Records from a collection:

____________________

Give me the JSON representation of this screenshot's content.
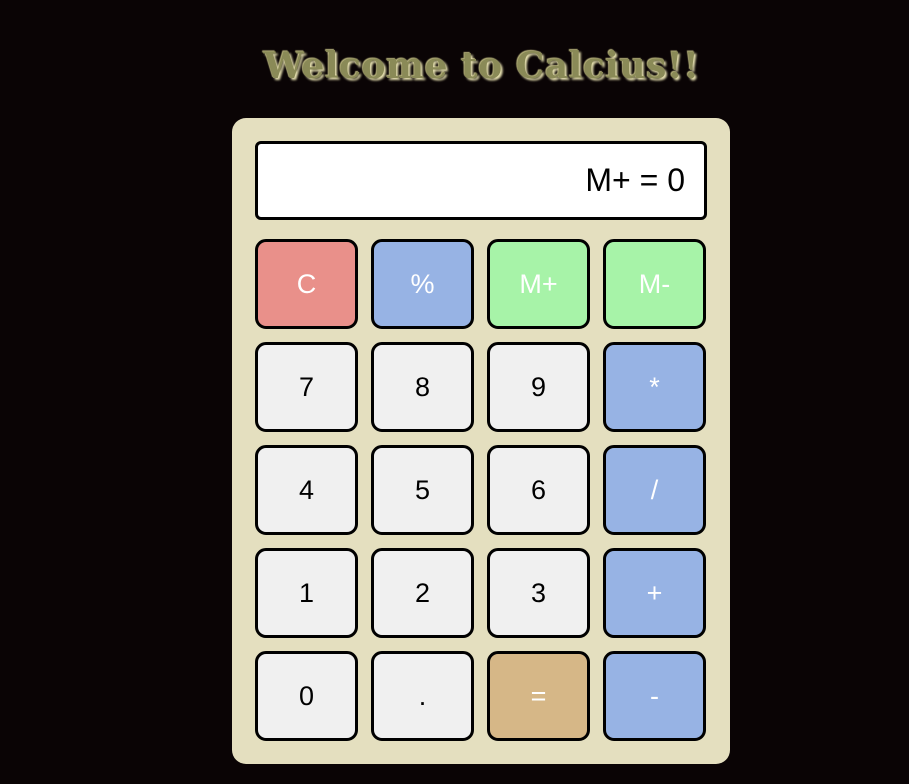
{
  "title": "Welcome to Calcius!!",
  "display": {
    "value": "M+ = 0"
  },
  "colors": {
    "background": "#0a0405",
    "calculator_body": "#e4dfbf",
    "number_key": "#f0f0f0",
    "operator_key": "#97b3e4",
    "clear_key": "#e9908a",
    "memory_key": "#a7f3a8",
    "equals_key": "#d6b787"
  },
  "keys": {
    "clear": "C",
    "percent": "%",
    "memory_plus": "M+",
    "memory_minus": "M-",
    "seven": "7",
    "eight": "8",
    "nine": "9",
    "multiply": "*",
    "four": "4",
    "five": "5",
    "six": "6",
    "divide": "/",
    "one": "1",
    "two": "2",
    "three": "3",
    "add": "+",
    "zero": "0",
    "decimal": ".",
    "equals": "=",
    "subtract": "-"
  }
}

____________________

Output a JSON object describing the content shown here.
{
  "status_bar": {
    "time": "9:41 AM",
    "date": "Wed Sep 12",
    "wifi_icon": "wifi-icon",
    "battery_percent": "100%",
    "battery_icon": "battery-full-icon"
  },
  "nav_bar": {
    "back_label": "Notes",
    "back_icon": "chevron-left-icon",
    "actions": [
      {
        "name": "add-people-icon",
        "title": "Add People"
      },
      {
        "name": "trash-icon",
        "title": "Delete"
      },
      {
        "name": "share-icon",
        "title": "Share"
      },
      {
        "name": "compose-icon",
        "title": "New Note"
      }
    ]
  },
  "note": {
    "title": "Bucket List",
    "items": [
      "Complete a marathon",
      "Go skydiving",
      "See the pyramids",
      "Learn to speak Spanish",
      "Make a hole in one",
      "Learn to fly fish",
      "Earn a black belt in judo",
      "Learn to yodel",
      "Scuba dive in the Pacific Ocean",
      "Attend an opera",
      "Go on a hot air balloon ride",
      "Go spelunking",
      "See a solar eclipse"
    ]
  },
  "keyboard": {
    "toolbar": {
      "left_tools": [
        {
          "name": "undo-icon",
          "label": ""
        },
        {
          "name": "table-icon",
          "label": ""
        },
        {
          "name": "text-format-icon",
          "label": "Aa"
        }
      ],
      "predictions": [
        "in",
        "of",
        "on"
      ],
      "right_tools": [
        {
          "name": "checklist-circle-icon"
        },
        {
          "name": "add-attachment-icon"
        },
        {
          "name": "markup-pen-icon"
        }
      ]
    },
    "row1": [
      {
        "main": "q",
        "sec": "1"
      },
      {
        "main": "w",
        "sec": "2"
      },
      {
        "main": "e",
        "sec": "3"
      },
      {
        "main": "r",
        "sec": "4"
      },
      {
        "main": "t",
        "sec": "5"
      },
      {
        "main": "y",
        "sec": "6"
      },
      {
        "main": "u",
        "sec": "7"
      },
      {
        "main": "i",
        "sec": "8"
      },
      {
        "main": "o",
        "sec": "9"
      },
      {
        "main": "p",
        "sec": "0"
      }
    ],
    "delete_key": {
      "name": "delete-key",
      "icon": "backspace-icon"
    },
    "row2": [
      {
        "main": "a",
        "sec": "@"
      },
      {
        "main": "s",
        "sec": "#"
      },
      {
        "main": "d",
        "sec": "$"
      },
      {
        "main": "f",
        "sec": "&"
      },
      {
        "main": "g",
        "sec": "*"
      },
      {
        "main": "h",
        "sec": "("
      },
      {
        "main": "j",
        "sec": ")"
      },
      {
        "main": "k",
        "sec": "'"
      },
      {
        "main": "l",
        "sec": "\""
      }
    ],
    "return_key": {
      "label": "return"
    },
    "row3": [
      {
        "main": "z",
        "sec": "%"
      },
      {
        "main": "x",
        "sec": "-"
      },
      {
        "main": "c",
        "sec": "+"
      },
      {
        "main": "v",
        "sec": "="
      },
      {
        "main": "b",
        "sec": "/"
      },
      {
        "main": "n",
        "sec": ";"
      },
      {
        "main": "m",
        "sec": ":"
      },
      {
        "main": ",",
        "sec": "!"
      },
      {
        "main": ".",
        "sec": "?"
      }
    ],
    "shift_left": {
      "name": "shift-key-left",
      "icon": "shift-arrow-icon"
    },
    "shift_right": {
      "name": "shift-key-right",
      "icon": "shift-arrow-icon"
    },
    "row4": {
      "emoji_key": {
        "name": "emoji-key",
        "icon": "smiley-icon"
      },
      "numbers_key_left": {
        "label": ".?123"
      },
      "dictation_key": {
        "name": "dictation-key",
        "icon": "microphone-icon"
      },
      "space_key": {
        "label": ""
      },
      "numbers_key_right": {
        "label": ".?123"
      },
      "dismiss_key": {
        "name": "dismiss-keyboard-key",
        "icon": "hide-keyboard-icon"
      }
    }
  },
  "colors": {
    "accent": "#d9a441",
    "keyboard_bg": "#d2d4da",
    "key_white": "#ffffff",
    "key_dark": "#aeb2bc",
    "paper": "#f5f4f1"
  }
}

____________________

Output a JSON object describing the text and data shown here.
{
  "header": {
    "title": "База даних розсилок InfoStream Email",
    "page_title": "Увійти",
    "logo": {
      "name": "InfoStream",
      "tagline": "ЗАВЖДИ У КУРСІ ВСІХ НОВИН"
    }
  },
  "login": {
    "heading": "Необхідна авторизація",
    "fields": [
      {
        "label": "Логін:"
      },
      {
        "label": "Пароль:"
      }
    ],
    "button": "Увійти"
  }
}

____________________

Scan the material above for the word "content". Copy each line where it occurs.

Correct result >>
Give me the JSON representation of this screenshot's content.
Output a JSON object describing the content shown here.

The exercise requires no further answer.